■ **Source data**:
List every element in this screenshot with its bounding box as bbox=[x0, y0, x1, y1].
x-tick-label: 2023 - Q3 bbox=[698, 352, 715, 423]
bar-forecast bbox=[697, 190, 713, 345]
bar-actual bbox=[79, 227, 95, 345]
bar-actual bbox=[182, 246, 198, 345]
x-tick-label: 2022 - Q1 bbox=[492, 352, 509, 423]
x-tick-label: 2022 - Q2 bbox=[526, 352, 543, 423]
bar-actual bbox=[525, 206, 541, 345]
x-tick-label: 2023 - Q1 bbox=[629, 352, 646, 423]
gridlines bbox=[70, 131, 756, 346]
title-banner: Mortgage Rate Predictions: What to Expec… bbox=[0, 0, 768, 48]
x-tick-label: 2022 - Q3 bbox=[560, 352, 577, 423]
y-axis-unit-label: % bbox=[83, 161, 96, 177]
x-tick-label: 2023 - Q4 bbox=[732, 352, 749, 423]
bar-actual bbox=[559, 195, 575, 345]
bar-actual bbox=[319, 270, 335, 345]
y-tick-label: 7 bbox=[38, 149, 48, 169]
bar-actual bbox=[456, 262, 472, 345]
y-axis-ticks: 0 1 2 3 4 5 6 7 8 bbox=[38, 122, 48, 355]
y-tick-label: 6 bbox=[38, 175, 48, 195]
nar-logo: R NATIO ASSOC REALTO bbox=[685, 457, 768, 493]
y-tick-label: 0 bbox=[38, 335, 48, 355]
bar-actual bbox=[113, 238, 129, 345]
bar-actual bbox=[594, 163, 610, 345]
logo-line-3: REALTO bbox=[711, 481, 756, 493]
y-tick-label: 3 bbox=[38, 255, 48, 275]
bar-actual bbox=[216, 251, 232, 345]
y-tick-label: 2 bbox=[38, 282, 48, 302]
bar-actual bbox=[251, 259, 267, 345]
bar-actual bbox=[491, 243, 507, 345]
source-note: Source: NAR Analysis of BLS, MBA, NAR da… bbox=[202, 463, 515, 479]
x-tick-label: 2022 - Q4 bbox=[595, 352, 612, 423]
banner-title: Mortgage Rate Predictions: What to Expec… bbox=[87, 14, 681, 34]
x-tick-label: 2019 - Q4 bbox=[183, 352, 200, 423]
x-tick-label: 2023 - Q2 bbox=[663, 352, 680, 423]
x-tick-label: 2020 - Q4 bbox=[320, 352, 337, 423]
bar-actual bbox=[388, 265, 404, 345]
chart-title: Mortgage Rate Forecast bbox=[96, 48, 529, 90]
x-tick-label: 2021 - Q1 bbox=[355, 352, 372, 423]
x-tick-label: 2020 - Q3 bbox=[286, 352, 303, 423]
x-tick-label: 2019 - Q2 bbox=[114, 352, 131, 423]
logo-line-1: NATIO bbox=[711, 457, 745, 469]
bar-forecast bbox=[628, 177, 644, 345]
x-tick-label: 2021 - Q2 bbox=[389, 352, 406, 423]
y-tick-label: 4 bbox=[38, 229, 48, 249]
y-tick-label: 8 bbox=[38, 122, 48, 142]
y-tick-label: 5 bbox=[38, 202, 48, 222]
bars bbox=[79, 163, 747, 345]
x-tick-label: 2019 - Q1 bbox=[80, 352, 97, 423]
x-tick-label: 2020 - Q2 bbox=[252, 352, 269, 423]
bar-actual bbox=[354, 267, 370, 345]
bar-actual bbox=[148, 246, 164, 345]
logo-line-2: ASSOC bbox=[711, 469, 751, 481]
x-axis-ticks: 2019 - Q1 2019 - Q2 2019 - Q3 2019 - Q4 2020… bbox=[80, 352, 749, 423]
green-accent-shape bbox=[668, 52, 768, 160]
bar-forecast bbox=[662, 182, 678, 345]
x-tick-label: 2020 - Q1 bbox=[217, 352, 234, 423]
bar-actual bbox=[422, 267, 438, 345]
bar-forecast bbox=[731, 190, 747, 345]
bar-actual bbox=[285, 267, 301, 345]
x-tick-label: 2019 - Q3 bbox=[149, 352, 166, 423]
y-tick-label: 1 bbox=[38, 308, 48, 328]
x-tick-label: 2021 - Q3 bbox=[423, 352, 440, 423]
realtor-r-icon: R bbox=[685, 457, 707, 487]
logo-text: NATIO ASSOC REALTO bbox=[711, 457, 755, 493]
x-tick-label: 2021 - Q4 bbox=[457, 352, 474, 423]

■ **Written exercise**:
Print every entry above verbatim, preserving each line in its original order without alteration.

■ **Answer**:
List every element in this screenshot with its bounding box as bbox=[x0, y0, x1, y1].
x-tick-label: 2023 - Q3 bbox=[698, 352, 715, 423]
bar-forecast bbox=[697, 190, 713, 345]
bar-actual bbox=[79, 227, 95, 345]
bar-actual bbox=[182, 246, 198, 345]
x-tick-label: 2022 - Q1 bbox=[492, 352, 509, 423]
x-tick-label: 2022 - Q2 bbox=[526, 352, 543, 423]
bar-actual bbox=[525, 206, 541, 345]
x-tick-label: 2023 - Q1 bbox=[629, 352, 646, 423]
gridlines bbox=[70, 131, 756, 346]
title-banner: Mortgage Rate Predictions: What to Expec… bbox=[0, 0, 768, 48]
x-tick-label: 2022 - Q3 bbox=[560, 352, 577, 423]
y-axis-unit-label: % bbox=[83, 161, 96, 177]
x-tick-label: 2023 - Q4 bbox=[732, 352, 749, 423]
bar-actual bbox=[559, 195, 575, 345]
bar-actual bbox=[319, 270, 335, 345]
y-tick-label: 7 bbox=[38, 149, 48, 169]
bar-actual bbox=[456, 262, 472, 345]
y-axis-ticks: 0 1 2 3 4 5 6 7 8 bbox=[38, 122, 48, 355]
y-tick-label: 6 bbox=[38, 175, 48, 195]
nar-logo: R NATIO ASSOC REALTO bbox=[685, 457, 768, 493]
y-tick-label: 0 bbox=[38, 335, 48, 355]
bar-actual bbox=[113, 238, 129, 345]
bar-actual bbox=[594, 163, 610, 345]
logo-line-3: REALTO bbox=[711, 481, 756, 493]
y-tick-label: 3 bbox=[38, 255, 48, 275]
bar-actual bbox=[216, 251, 232, 345]
y-tick-label: 2 bbox=[38, 282, 48, 302]
bar-actual bbox=[251, 259, 267, 345]
bar-actual bbox=[491, 243, 507, 345]
source-note: Source: NAR Analysis of BLS, MBA, NAR da… bbox=[202, 463, 515, 479]
x-tick-label: 2022 - Q4 bbox=[595, 352, 612, 423]
banner-title: Mortgage Rate Predictions: What to Expec… bbox=[87, 14, 681, 34]
x-tick-label: 2019 - Q4 bbox=[183, 352, 200, 423]
x-tick-label: 2023 - Q2 bbox=[663, 352, 680, 423]
x-tick-label: 2020 - Q4 bbox=[320, 352, 337, 423]
bar-actual bbox=[388, 265, 404, 345]
chart-title: Mortgage Rate Forecast bbox=[96, 48, 529, 90]
x-tick-label: 2021 - Q1 bbox=[355, 352, 372, 423]
x-tick-label: 2020 - Q3 bbox=[286, 352, 303, 423]
x-tick-label: 2019 - Q2 bbox=[114, 352, 131, 423]
logo-line-1: NATIO bbox=[711, 457, 745, 469]
bar-forecast bbox=[628, 177, 644, 345]
x-tick-label: 2021 - Q2 bbox=[389, 352, 406, 423]
y-tick-label: 4 bbox=[38, 229, 48, 249]
y-tick-label: 8 bbox=[38, 122, 48, 142]
y-tick-label: 5 bbox=[38, 202, 48, 222]
bars bbox=[79, 163, 747, 345]
x-tick-label: 2019 - Q1 bbox=[80, 352, 97, 423]
x-tick-label: 2020 - Q2 bbox=[252, 352, 269, 423]
bar-actual bbox=[354, 267, 370, 345]
bar-actual bbox=[148, 246, 164, 345]
logo-line-2: ASSOC bbox=[711, 469, 751, 481]
x-axis-ticks: 2019 - Q1 2019 - Q2 2019 - Q3 2019 - Q4 2020… bbox=[80, 352, 749, 423]
green-accent-shape bbox=[668, 52, 768, 160]
bar-forecast bbox=[662, 182, 678, 345]
x-tick-label: 2020 - Q1 bbox=[217, 352, 234, 423]
bar-actual bbox=[422, 267, 438, 345]
bar-forecast bbox=[731, 190, 747, 345]
bar-actual bbox=[285, 267, 301, 345]
x-tick-label: 2019 - Q3 bbox=[149, 352, 166, 423]
y-tick-label: 1 bbox=[38, 308, 48, 328]
x-tick-label: 2021 - Q3 bbox=[423, 352, 440, 423]
realtor-r-icon: R bbox=[685, 457, 707, 487]
logo-text: NATIO ASSOC REALTO bbox=[711, 457, 755, 493]
x-tick-label: 2021 - Q4 bbox=[457, 352, 474, 423]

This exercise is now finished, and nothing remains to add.